• WRITTEN EXERCISE:
Gather, from the listing beneath this task, every line holding the string "ylabel".

• RECORDS SHOWN:
-- Begin --
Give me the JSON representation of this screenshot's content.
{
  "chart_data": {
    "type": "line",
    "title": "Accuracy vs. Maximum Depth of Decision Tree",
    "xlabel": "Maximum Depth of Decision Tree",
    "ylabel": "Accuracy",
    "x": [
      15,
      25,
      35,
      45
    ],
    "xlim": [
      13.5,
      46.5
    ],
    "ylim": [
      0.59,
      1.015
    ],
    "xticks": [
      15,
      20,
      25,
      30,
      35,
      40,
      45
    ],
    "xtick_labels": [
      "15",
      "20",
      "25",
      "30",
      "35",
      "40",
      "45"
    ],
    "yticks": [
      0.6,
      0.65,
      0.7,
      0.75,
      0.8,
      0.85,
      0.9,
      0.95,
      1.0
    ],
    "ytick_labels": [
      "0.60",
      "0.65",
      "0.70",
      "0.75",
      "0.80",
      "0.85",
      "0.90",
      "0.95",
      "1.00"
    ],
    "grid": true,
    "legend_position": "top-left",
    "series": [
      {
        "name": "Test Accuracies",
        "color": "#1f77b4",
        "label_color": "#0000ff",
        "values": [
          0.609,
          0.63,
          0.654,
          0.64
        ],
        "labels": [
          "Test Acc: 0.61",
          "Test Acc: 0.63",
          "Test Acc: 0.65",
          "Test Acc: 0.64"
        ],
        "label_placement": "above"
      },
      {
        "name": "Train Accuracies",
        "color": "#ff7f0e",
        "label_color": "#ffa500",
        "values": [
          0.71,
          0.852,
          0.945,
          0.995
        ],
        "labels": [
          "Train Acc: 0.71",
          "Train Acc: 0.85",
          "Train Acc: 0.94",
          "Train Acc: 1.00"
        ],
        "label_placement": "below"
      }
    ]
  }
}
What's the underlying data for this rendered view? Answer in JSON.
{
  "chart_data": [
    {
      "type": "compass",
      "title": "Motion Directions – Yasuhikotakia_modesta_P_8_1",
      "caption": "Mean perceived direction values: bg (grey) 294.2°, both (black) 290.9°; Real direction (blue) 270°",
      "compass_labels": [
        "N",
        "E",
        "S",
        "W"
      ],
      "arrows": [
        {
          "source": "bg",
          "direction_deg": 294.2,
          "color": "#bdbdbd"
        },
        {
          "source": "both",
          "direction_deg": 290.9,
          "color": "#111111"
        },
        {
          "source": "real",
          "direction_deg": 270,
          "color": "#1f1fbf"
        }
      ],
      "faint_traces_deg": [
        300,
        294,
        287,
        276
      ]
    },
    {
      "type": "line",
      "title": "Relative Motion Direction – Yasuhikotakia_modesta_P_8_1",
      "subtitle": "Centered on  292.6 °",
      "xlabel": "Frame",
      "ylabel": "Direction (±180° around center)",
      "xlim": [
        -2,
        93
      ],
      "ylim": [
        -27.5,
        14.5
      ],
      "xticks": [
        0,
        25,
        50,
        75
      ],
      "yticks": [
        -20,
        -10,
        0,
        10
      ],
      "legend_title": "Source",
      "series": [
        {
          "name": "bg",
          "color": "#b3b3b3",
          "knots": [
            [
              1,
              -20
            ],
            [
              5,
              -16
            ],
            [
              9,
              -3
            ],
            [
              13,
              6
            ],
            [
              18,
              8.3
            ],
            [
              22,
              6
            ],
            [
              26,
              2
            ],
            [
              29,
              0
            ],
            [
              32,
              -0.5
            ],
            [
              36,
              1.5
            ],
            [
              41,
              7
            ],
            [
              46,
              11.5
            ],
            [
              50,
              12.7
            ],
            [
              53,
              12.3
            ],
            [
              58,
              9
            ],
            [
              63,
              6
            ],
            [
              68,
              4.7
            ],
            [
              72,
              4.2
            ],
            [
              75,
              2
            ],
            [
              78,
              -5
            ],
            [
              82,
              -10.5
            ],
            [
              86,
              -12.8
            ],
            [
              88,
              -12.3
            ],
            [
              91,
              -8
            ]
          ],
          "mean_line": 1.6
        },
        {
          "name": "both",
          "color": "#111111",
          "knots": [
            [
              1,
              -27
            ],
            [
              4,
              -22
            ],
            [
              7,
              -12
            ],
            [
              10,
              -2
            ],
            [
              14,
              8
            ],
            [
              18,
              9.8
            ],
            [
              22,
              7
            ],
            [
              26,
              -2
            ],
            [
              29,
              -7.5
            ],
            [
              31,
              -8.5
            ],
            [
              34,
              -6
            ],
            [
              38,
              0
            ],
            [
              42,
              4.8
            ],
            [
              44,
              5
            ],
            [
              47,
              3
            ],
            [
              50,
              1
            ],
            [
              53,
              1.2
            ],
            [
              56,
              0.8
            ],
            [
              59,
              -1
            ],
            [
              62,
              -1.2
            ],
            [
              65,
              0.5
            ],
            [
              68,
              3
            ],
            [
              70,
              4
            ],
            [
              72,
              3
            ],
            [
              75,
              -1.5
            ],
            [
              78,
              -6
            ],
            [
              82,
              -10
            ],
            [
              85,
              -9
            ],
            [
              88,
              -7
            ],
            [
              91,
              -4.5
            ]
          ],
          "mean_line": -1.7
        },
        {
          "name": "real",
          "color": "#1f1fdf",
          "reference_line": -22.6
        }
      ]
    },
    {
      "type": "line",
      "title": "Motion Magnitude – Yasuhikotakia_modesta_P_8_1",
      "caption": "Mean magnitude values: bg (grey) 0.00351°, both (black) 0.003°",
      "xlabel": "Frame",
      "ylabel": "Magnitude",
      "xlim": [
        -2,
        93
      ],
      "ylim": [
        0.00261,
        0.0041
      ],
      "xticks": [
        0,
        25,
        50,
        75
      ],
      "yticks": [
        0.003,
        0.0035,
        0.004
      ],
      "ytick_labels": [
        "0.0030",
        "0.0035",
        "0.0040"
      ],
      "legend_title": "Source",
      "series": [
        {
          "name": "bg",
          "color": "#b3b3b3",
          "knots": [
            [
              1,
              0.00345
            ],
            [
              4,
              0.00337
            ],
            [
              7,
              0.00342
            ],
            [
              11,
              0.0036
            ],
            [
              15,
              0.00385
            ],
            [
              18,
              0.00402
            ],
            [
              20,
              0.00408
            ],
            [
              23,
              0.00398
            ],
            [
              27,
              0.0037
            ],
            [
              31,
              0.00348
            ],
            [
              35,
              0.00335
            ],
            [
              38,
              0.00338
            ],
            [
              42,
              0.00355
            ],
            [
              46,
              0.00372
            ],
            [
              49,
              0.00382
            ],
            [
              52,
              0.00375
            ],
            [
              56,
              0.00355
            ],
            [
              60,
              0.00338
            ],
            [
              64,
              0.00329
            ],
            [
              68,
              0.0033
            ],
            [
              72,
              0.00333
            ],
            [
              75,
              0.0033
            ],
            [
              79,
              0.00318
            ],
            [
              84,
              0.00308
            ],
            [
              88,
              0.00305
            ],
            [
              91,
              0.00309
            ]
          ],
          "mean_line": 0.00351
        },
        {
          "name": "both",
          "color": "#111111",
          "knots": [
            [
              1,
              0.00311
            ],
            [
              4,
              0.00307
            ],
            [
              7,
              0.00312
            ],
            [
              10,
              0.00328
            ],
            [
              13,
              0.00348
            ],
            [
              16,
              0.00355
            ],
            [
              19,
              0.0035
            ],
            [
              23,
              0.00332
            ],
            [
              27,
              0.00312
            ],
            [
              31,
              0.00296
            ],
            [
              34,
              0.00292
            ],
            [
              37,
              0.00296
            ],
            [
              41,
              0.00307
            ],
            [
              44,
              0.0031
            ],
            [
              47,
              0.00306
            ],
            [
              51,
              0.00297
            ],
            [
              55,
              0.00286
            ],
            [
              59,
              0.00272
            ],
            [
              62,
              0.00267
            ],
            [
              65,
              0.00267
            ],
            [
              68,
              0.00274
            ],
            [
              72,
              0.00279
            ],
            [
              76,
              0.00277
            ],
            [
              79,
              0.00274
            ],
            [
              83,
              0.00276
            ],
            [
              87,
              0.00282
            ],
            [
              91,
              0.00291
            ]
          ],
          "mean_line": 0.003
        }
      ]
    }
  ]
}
-- End --
• COMPLETE RESPONSE:
    "ylabel": "Accuracy",
      "ylabel": "Direction (±180° around center)",
      "ylabel": "Magnitude",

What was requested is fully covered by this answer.